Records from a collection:
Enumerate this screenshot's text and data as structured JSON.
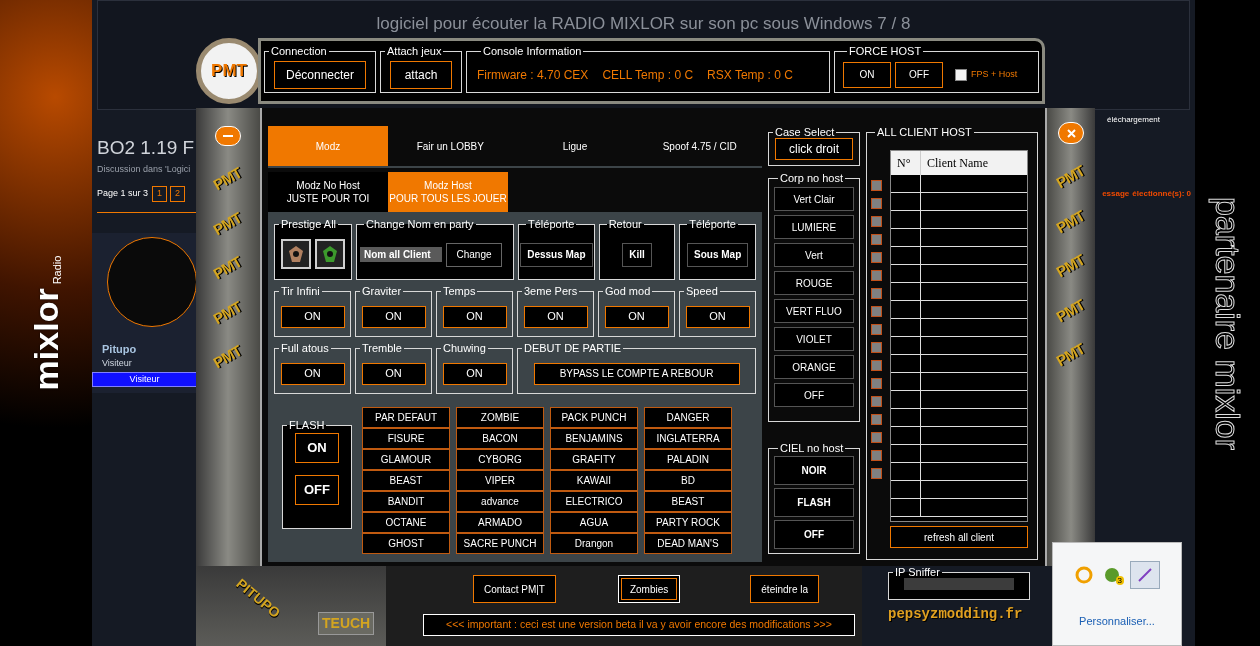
{
  "left_banner": {
    "logo": "mixlor",
    "sub": "Radio"
  },
  "right_banner": {
    "text": "partenaire mixlor"
  },
  "page": {
    "header_title": "logiciel pour écouter la RADIO MIXLOR sur son pc sous Windows 7 / 8",
    "top_link": "éléchargement",
    "thread_title": "BO2 1.19 F",
    "thread_meta": "Discussion dans 'Logici",
    "pagination": {
      "label": "Page 1 sur 3",
      "pages": [
        "1",
        "2"
      ]
    },
    "selection_fragments": [
      "essage",
      "électionné(s): 0"
    ],
    "user": {
      "name": "Pitupo",
      "title": "Visiteur",
      "badge": "Visiteur"
    }
  },
  "app": {
    "logo": "PMT",
    "connection": {
      "title": "Connection",
      "button": "Déconnecter"
    },
    "attach": {
      "title": "Attach  jeux",
      "button": "attach"
    },
    "console": {
      "title": "Console Information",
      "items": [
        "Firmware : 4.70 CEX",
        "CELL Temp : 0 C",
        "RSX Temp : 0 C"
      ]
    },
    "force_host": {
      "title": "FORCE HOST",
      "buttons": [
        "ON",
        "OFF"
      ],
      "checkbox": {
        "label": "FPS + Host",
        "checked": false
      }
    },
    "left_rail": [
      "PMT",
      "PMT",
      "PMT",
      "PMT",
      "PMT"
    ],
    "right_rail": [
      "PMT",
      "PMT",
      "PMT",
      "PMT",
      "PMT"
    ],
    "tabs": [
      {
        "label": "Modz",
        "selected": true
      },
      {
        "label": "Fair un LOBBY",
        "selected": false
      },
      {
        "label": "Ligue",
        "selected": false
      },
      {
        "label": "Spoof 4.75 / CID",
        "selected": false
      }
    ],
    "subtabs": [
      {
        "label": "Modz No Host",
        "sub": "JUSTE POUR TOI",
        "selected": false
      },
      {
        "label": "Modz Host",
        "sub": "POUR TOUS LES JOUER",
        "selected": true
      }
    ],
    "row1": [
      {
        "kind": "icons",
        "title": "Prestige All"
      },
      {
        "kind": "rename",
        "title": "Change Nom en party",
        "value": "Nom all Client",
        "button": "Change"
      },
      {
        "kind": "button",
        "title": "Téléporte",
        "button": "Dessus Map"
      },
      {
        "kind": "button",
        "title": "Retour",
        "button": "Kill"
      },
      {
        "kind": "button",
        "title": "Téléporte",
        "button": "Sous Map"
      }
    ],
    "row2": [
      {
        "kind": "toggle",
        "title": "Tir Infini",
        "button": "ON"
      },
      {
        "kind": "toggle",
        "title": "Graviter",
        "button": "ON"
      },
      {
        "kind": "toggle",
        "title": "Temps",
        "button": "ON"
      },
      {
        "kind": "toggle",
        "title": "3eme Pers",
        "button": "ON"
      },
      {
        "kind": "toggle",
        "title": "God mod",
        "button": "ON"
      },
      {
        "kind": "toggle",
        "title": "Speed",
        "button": "ON"
      }
    ],
    "row3": [
      {
        "kind": "toggle",
        "title": "Full atous",
        "button": "ON"
      },
      {
        "kind": "toggle",
        "title": "Tremble",
        "button": "ON"
      },
      {
        "kind": "toggle",
        "title": "Chuwing",
        "button": "ON"
      },
      {
        "kind": "wide",
        "title": "DEBUT DE PARTIE",
        "button": "BYPASS LE COMPTE A REBOUR"
      }
    ],
    "flash": {
      "title": "FLASH",
      "buttons": [
        "ON",
        "OFF"
      ]
    },
    "camo_columns": [
      [
        "PAR DEFAUT",
        "FISURE",
        "GLAMOUR",
        "BEAST",
        "BANDIT",
        "OCTANE",
        "GHOST"
      ],
      [
        "ZOMBIE",
        "BACON",
        "CYBORG",
        "VIPER",
        "advance",
        "ARMADO",
        "SACRE PUNCH"
      ],
      [
        "PACK PUNCH",
        "BENJAMINS",
        "GRAFITY",
        "KAWAII",
        "ELECTRICO",
        "AGUA",
        "Drangon"
      ],
      [
        "DANGER",
        "INGLATERRA",
        "PALADIN",
        "BD",
        "BEAST",
        "PARTY ROCK",
        "DEAD MAN'S"
      ]
    ],
    "case_select": {
      "title": "Case Select",
      "button": "click droit"
    },
    "corp_no_host": {
      "title": "Corp no host",
      "buttons": [
        "Vert Clair",
        "LUMIERE",
        "Vert",
        "ROUGE",
        "VERT FLUO",
        "VIOLET",
        "ORANGE",
        "OFF"
      ]
    },
    "ciel_no_host": {
      "title": "CIEL no host",
      "buttons": [
        "NOIR",
        "FLASH",
        "OFF"
      ]
    },
    "clients": {
      "title": "ALL CLIENT HOST",
      "columns": [
        "N°",
        "Client Name"
      ],
      "refresh": "refresh all client",
      "checkboxes": [
        {
          "checked": false
        },
        {
          "checked": false
        },
        {
          "checked": false
        },
        {
          "checked": false
        },
        {
          "checked": false
        },
        {
          "checked": false
        },
        {
          "checked": false
        },
        {
          "checked": false
        },
        {
          "checked": false
        },
        {
          "checked": false
        },
        {
          "checked": false
        },
        {
          "checked": false
        },
        {
          "checked": false
        },
        {
          "checked": false
        },
        {
          "checked": false
        },
        {
          "checked": false
        },
        {
          "checked": false
        }
      ]
    },
    "bottom_art": [
      "PITUPO",
      "TEUCH"
    ],
    "bottom_buttons": [
      {
        "label": "Contact PM|T",
        "selected": false
      },
      {
        "label": "Zombies",
        "selected": true
      },
      {
        "label": "éteindre la",
        "selected": false
      }
    ],
    "marquee": "<<< important : ceci est une version beta il va y avoir encore des modifications >>>",
    "ip_sniffer": {
      "title": "IP Sniffer"
    },
    "credit": "pepsyzmodding.fr"
  },
  "tray": {
    "badge": "3",
    "link": "Personnaliser..."
  }
}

* _REQUEST_
Write out the full set of lines verbatim, without the pictures.

* _RESULT_
Enumerate this screenshot's text and data as structured JSON.
{
  "left_banner": {
    "logo": "mixlor",
    "sub": "Radio"
  },
  "right_banner": {
    "text": "partenaire mixlor"
  },
  "page": {
    "header_title": "logiciel pour écouter la RADIO MIXLOR sur son pc sous Windows 7 / 8",
    "top_link": "éléchargement",
    "thread_title": "BO2 1.19 F",
    "thread_meta": "Discussion dans 'Logici",
    "pagination": {
      "label": "Page 1 sur 3",
      "pages": [
        "1",
        "2"
      ]
    },
    "selection_fragments": [
      "essage",
      "électionné(s): 0"
    ],
    "user": {
      "name": "Pitupo",
      "title": "Visiteur",
      "badge": "Visiteur"
    }
  },
  "app": {
    "logo": "PMT",
    "connection": {
      "title": "Connection",
      "button": "Déconnecter"
    },
    "attach": {
      "title": "Attach  jeux",
      "button": "attach"
    },
    "console": {
      "title": "Console Information",
      "items": [
        "Firmware : 4.70 CEX",
        "CELL Temp : 0 C",
        "RSX Temp : 0 C"
      ]
    },
    "force_host": {
      "title": "FORCE HOST",
      "buttons": [
        "ON",
        "OFF"
      ],
      "checkbox": {
        "label": "FPS + Host",
        "checked": false
      }
    },
    "left_rail": [
      "PMT",
      "PMT",
      "PMT",
      "PMT",
      "PMT"
    ],
    "right_rail": [
      "PMT",
      "PMT",
      "PMT",
      "PMT",
      "PMT"
    ],
    "tabs": [
      {
        "label": "Modz",
        "selected": true
      },
      {
        "label": "Fair un LOBBY",
        "selected": false
      },
      {
        "label": "Ligue",
        "selected": false
      },
      {
        "label": "Spoof 4.75 / CID",
        "selected": false
      }
    ],
    "subtabs": [
      {
        "label": "Modz No Host",
        "sub": "JUSTE POUR TOI",
        "selected": false
      },
      {
        "label": "Modz Host",
        "sub": "POUR TOUS LES JOUER",
        "selected": true
      }
    ],
    "row1": [
      {
        "kind": "icons",
        "title": "Prestige All"
      },
      {
        "kind": "rename",
        "title": "Change Nom en party",
        "value": "Nom all Client",
        "button": "Change"
      },
      {
        "kind": "button",
        "title": "Téléporte",
        "button": "Dessus Map"
      },
      {
        "kind": "button",
        "title": "Retour",
        "button": "Kill"
      },
      {
        "kind": "button",
        "title": "Téléporte",
        "button": "Sous Map"
      }
    ],
    "row2": [
      {
        "kind": "toggle",
        "title": "Tir Infini",
        "button": "ON"
      },
      {
        "kind": "toggle",
        "title": "Graviter",
        "button": "ON"
      },
      {
        "kind": "toggle",
        "title": "Temps",
        "button": "ON"
      },
      {
        "kind": "toggle",
        "title": "3eme Pers",
        "button": "ON"
      },
      {
        "kind": "toggle",
        "title": "God mod",
        "button": "ON"
      },
      {
        "kind": "toggle",
        "title": "Speed",
        "button": "ON"
      }
    ],
    "row3": [
      {
        "kind": "toggle",
        "title": "Full atous",
        "button": "ON"
      },
      {
        "kind": "toggle",
        "title": "Tremble",
        "button": "ON"
      },
      {
        "kind": "toggle",
        "title": "Chuwing",
        "button": "ON"
      },
      {
        "kind": "wide",
        "title": "DEBUT DE PARTIE",
        "button": "BYPASS LE COMPTE A REBOUR"
      }
    ],
    "flash": {
      "title": "FLASH",
      "buttons": [
        "ON",
        "OFF"
      ]
    },
    "camo_columns": [
      [
        "PAR DEFAUT",
        "FISURE",
        "GLAMOUR",
        "BEAST",
        "BANDIT",
        "OCTANE",
        "GHOST"
      ],
      [
        "ZOMBIE",
        "BACON",
        "CYBORG",
        "VIPER",
        "advance",
        "ARMADO",
        "SACRE PUNCH"
      ],
      [
        "PACK PUNCH",
        "BENJAMINS",
        "GRAFITY",
        "KAWAII",
        "ELECTRICO",
        "AGUA",
        "Drangon"
      ],
      [
        "DANGER",
        "INGLATERRA",
        "PALADIN",
        "BD",
        "BEAST",
        "PARTY ROCK",
        "DEAD MAN'S"
      ]
    ],
    "case_select": {
      "title": "Case Select",
      "button": "click droit"
    },
    "corp_no_host": {
      "title": "Corp no host",
      "buttons": [
        "Vert Clair",
        "LUMIERE",
        "Vert",
        "ROUGE",
        "VERT FLUO",
        "VIOLET",
        "ORANGE",
        "OFF"
      ]
    },
    "ciel_no_host": {
      "title": "CIEL no host",
      "buttons": [
        "NOIR",
        "FLASH",
        "OFF"
      ]
    },
    "clients": {
      "title": "ALL CLIENT HOST",
      "columns": [
        "N°",
        "Client Name"
      ],
      "refresh": "refresh all client",
      "checkboxes": [
        {
          "checked": false
        },
        {
          "checked": false
        },
        {
          "checked": false
        },
        {
          "checked": false
        },
        {
          "checked": false
        },
        {
          "checked": false
        },
        {
          "checked": false
        },
        {
          "checked": false
        },
        {
          "checked": false
        },
        {
          "checked": false
        },
        {
          "checked": false
        },
        {
          "checked": false
        },
        {
          "checked": false
        },
        {
          "checked": false
        },
        {
          "checked": false
        },
        {
          "checked": false
        },
        {
          "checked": false
        }
      ]
    },
    "bottom_art": [
      "PITUPO",
      "TEUCH"
    ],
    "bottom_buttons": [
      {
        "label": "Contact PM|T",
        "selected": false
      },
      {
        "label": "Zombies",
        "selected": true
      },
      {
        "label": "éteindre la",
        "selected": false
      }
    ],
    "marquee": "<<< important : ceci est une version beta il va y avoir encore des modifications >>>",
    "ip_sniffer": {
      "title": "IP Sniffer"
    },
    "credit": "pepsyzmodding.fr"
  },
  "tray": {
    "badge": "3",
    "link": "Personnaliser..."
  }
}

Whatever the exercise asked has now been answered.